● **EXTRACTED ENTRIES**

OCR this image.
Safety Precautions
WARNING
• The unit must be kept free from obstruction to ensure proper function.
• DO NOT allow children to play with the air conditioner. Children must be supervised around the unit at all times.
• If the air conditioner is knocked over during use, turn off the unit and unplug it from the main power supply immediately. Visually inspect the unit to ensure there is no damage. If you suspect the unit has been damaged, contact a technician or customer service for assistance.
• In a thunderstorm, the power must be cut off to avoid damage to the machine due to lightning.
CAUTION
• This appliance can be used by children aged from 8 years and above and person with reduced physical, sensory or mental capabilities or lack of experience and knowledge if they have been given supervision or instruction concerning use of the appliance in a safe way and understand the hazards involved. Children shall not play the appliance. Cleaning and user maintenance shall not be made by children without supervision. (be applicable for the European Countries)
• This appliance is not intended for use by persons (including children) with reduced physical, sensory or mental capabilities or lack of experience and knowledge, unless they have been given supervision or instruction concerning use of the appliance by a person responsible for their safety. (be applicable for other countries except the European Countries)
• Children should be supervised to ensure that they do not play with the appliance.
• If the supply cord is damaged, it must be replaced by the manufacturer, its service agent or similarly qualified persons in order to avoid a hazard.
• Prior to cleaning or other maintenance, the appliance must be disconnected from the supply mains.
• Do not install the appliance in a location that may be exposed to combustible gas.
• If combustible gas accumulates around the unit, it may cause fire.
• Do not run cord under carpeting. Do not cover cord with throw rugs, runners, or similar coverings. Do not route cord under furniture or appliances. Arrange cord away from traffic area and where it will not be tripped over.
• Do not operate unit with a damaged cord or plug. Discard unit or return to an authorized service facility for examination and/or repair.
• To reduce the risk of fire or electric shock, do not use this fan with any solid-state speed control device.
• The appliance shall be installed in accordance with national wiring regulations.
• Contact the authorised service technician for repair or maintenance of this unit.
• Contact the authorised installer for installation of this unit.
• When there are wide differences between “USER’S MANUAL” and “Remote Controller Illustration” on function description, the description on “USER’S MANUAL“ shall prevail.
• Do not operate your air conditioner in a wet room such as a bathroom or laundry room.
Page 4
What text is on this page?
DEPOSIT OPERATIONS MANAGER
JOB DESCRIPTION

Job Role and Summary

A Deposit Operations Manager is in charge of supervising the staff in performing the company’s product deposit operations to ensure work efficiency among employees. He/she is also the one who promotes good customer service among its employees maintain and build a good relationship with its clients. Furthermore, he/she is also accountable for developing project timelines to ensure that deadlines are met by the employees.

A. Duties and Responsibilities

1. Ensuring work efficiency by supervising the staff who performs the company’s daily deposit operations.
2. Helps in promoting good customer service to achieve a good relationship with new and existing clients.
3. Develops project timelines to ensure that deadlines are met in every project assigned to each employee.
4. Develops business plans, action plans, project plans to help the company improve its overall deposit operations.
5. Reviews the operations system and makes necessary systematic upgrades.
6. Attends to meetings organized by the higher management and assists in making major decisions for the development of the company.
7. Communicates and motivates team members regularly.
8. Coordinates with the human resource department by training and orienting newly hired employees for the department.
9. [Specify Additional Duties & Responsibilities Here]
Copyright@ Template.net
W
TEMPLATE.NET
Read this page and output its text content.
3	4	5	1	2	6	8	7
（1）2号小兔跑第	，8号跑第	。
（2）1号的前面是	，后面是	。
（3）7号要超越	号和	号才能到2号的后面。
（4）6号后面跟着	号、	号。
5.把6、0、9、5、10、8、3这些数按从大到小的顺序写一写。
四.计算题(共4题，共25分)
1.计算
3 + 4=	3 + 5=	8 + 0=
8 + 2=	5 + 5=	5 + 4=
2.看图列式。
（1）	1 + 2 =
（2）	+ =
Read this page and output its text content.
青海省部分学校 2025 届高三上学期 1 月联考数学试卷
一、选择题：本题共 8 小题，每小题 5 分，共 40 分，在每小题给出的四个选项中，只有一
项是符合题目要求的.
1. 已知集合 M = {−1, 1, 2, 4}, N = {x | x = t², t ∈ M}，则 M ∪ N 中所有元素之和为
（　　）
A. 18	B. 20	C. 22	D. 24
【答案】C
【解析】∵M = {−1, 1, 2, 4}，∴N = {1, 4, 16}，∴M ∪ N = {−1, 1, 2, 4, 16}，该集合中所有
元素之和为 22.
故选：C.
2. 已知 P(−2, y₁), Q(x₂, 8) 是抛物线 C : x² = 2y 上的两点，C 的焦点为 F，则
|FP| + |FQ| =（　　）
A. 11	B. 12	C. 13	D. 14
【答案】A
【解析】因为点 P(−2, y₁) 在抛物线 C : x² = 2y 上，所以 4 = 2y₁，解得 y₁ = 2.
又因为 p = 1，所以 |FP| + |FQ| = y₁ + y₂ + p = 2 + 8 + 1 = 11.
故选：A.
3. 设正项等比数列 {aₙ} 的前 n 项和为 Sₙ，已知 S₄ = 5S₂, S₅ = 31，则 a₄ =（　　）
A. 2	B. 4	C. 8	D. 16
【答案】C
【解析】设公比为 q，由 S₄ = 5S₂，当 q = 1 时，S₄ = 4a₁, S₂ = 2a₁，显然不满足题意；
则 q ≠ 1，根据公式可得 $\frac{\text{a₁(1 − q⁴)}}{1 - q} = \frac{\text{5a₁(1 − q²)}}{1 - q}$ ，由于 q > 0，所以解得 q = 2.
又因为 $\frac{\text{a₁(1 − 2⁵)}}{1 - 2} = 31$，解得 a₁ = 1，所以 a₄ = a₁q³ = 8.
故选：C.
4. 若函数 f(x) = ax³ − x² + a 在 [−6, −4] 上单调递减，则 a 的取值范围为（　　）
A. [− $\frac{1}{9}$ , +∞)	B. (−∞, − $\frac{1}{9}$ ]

● **PROMPT**
Write out the entries in full, exactly as given.

● **FINAL RESULT**
OCR this image.
Safety Precautions
WARNING
• The unit must be kept free from obstruction to ensure proper function.
• DO NOT allow children to play with the air conditioner. Children must be supervised around the unit at all times.
• If the air conditioner is knocked over during use, turn off the unit and unplug it from the main power supply immediately. Visually inspect the unit to ensure there is no damage. If you suspect the unit has been damaged, contact a technician or customer service for assistance.
• In a thunderstorm, the power must be cut off to avoid damage to the machine due to lightning.
CAUTION
• This appliance can be used by children aged from 8 years and above and person with reduced physical, sensory or mental capabilities or lack of experience and knowledge if they have been given supervision or instruction concerning use of the appliance in a safe way and understand the hazards involved. Children shall not play the appliance. Cleaning and user maintenance shall not be made by children without supervision. (be applicable for the European Countries)
• This appliance is not intended for use by persons (including children) with reduced physical, sensory or mental capabilities or lack of experience and knowledge, unless they have been given supervision or instruction concerning use of the appliance by a person responsible for their safety. (be applicable for other countries except the European Countries)
• Children should be supervised to ensure that they do not play with the appliance.
• If the supply cord is damaged, it must be replaced by the manufacturer, its service agent or similarly qualified persons in order to avoid a hazard.
• Prior to cleaning or other maintenance, the appliance must be disconnected from the supply mains.
• Do not install the appliance in a location that may be exposed to combustible gas.
• If combustible gas accumulates around the unit, it may cause fire.
• Do not run cord under carpeting. Do not cover cord with throw rugs, runners, or similar coverings. Do not route cord under furniture or appliances. Arrange cord away from traffic area and where it will not be tripped over.
• Do not operate unit with a damaged cord or plug. Discard unit or return to an authorized service facility for examination and/or repair.
• To reduce the risk of fire or electric shock, do not use this fan with any solid-state speed control device.
• The appliance shall be installed in accordance with national wiring regulations.
• Contact the authorised service technician for repair or maintenance of this unit.
• Contact the authorised installer for installation of this unit.
• When there are wide differences between “USER’S MANUAL” and “Remote Controller Illustration” on function description, the description on “USER’S MANUAL“ shall prevail.
• Do not operate your air conditioner in a wet room such as a bathroom or laundry room.
Page 4
What text is on this page?
DEPOSIT OPERATIONS MANAGER
JOB DESCRIPTION

Job Role and Summary

A Deposit Operations Manager is in charge of supervising the staff in performing the company’s product deposit operations to ensure work efficiency among employees. He/she is also the one who promotes good customer service among its employees maintain and build a good relationship with its clients. Furthermore, he/she is also accountable for developing project timelines to ensure that deadlines are met by the employees.

A. Duties and Responsibilities

1. Ensuring work efficiency by supervising the staff who performs the company’s daily deposit operations.
2. Helps in promoting good customer service to achieve a good relationship with new and existing clients.
3. Develops project timelines to ensure that deadlines are met in every project assigned to each employee.
4. Develops business plans, action plans, project plans to help the company improve its overall deposit operations.
5. Reviews the operations system and makes necessary systematic upgrades.
6. Attends to meetings organized by the higher management and assists in making major decisions for the development of the company.
7. Communicates and motivates team members regularly.
8. Coordinates with the human resource department by training and orienting newly hired employees for the department.
9. [Specify Additional Duties & Responsibilities Here]
Copyright@ Template.net
W
TEMPLATE.NET
Read this page and output its text content.
3	4	5	1	2	6	8	7
（1）2号小兔跑第	，8号跑第	。
（2）1号的前面是	，后面是	。
（3）7号要超越	号和	号才能到2号的后面。
（4）6号后面跟着	号、	号。
5.把6、0、9、5、10、8、3这些数按从大到小的顺序写一写。
四.计算题(共4题，共25分)
1.计算
3 + 4=	3 + 5=	8 + 0=
8 + 2=	5 + 5=	5 + 4=
2.看图列式。
（1）	1 + 2 =
（2）	+ =
Read this page and output its text content.
青海省部分学校 2025 届高三上学期 1 月联考数学试卷
一、选择题：本题共 8 小题，每小题 5 分，共 40 分，在每小题给出的四个选项中，只有一
项是符合题目要求的.
1. 已知集合 M = {−1, 1, 2, 4}, N = {x | x = t², t ∈ M}，则 M ∪ N 中所有元素之和为
（　　）
A. 18	B. 20	C. 22	D. 24
【答案】C
【解析】∵M = {−1, 1, 2, 4}，∴N = {1, 4, 16}，∴M ∪ N = {−1, 1, 2, 4, 16}，该集合中所有
元素之和为 22.
故选：C.
2. 已知 P(−2, y₁), Q(x₂, 8) 是抛物线 C : x² = 2y 上的两点，C 的焦点为 F，则
|FP| + |FQ| =（　　）
A. 11	B. 12	C. 13	D. 14
【答案】A
【解析】因为点 P(−2, y₁) 在抛物线 C : x² = 2y 上，所以 4 = 2y₁，解得 y₁ = 2.
又因为 p = 1，所以 |FP| + |FQ| = y₁ + y₂ + p = 2 + 8 + 1 = 11.
故选：A.
3. 设正项等比数列 {aₙ} 的前 n 项和为 Sₙ，已知 S₄ = 5S₂, S₅ = 31，则 a₄ =（　　）
A. 2	B. 4	C. 8	D. 16
【答案】C
【解析】设公比为 q，由 S₄ = 5S₂，当 q = 1 时，S₄ = 4a₁, S₂ = 2a₁，显然不满足题意；
则 q ≠ 1，根据公式可得 $\frac{\text{a₁(1 − q⁴)}}{1 - q} = \frac{\text{5a₁(1 − q²)}}{1 - q}$ ，由于 q > 0，所以解得 q = 2.
又因为 $\frac{\text{a₁(1 − 2⁵)}}{1 - 2} = 31$，解得 a₁ = 1，所以 a₄ = a₁q³ = 8.
故选：C.
4. 若函数 f(x) = ax³ − x² + a 在 [−6, −4] 上单调递减，则 a 的取值范围为（　　）
A. [− $\frac{1}{9}$ , +∞)	B. (−∞, − $\frac{1}{9}$ ]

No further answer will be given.